* GIVEN TASK
Wherever the string "Orol" appears in a line, extract that line.

────────────────────

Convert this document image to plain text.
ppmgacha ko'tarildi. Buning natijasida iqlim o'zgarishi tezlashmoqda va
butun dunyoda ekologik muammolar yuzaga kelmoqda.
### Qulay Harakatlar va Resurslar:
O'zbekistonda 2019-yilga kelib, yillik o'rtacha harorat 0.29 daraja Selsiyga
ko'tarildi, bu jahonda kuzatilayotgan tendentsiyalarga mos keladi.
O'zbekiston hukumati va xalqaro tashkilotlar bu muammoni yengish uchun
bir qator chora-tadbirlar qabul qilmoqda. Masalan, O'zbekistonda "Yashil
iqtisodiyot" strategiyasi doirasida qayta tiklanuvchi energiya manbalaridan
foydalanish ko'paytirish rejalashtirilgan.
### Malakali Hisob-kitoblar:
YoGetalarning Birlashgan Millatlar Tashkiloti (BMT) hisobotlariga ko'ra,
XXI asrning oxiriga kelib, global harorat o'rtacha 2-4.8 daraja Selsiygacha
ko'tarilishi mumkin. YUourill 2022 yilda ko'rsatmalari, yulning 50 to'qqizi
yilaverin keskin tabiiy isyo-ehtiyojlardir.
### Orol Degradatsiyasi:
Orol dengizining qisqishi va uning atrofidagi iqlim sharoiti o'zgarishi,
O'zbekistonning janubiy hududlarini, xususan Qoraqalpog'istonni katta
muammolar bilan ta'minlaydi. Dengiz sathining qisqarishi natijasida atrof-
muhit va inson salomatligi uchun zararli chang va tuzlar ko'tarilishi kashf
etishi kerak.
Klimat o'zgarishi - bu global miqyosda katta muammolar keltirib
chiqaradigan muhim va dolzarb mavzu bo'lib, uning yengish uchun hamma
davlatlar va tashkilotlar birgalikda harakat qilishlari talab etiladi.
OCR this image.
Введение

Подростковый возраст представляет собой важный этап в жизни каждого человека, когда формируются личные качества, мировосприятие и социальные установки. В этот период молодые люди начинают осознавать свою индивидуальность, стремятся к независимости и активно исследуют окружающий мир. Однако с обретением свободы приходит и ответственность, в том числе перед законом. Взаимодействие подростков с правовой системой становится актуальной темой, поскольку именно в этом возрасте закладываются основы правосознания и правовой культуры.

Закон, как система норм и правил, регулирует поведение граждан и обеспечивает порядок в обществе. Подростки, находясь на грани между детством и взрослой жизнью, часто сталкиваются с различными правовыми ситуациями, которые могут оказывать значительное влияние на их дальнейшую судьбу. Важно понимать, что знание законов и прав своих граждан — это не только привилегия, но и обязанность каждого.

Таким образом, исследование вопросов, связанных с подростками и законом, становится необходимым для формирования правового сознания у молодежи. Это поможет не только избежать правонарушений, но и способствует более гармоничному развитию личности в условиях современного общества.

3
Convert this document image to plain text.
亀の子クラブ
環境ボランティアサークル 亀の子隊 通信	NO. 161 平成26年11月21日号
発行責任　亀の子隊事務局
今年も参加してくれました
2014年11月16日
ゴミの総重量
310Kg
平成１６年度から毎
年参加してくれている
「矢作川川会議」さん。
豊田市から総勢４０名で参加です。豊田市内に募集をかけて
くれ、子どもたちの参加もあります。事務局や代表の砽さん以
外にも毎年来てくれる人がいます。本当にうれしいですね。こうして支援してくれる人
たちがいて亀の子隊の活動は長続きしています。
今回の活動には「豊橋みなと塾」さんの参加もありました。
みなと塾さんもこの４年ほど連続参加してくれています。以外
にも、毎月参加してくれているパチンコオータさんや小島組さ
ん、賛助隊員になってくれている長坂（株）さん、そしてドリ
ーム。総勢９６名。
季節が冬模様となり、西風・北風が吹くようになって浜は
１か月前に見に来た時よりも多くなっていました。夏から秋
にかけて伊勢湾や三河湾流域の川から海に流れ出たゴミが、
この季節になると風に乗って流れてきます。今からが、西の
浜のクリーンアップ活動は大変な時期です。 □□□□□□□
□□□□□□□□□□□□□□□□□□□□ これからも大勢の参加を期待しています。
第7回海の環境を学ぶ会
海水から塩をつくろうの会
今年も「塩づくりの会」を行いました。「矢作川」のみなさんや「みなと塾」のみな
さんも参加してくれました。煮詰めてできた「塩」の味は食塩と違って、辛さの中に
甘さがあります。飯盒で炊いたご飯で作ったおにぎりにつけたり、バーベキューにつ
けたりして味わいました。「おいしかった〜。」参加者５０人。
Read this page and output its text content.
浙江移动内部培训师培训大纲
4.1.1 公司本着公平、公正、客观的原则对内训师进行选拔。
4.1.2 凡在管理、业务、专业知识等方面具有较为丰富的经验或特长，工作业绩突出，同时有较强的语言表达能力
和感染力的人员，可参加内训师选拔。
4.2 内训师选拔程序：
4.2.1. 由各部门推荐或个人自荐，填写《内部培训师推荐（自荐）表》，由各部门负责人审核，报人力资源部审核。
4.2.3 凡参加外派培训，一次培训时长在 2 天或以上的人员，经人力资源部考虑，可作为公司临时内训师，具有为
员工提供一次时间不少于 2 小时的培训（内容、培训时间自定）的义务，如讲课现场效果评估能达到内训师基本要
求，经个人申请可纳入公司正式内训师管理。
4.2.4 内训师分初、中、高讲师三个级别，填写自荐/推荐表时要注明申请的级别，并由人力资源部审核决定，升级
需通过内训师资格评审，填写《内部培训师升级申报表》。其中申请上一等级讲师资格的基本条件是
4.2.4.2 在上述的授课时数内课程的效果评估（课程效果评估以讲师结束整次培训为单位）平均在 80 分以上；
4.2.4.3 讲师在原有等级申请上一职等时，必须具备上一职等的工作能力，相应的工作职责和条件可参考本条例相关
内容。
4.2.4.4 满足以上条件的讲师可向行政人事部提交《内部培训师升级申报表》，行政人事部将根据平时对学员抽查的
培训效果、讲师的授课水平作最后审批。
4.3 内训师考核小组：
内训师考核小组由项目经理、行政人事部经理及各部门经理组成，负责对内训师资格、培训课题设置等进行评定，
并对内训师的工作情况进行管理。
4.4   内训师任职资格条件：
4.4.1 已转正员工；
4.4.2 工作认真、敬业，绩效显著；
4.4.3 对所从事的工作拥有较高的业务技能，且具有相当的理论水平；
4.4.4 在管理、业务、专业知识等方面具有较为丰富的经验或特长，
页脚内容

────────────────────

* CORRECT OUTPUT
### Orol Degradatsiyasi:
Orol dengizining qisqishi va uning atrofidagi iqlim sharoiti o'zgarishi,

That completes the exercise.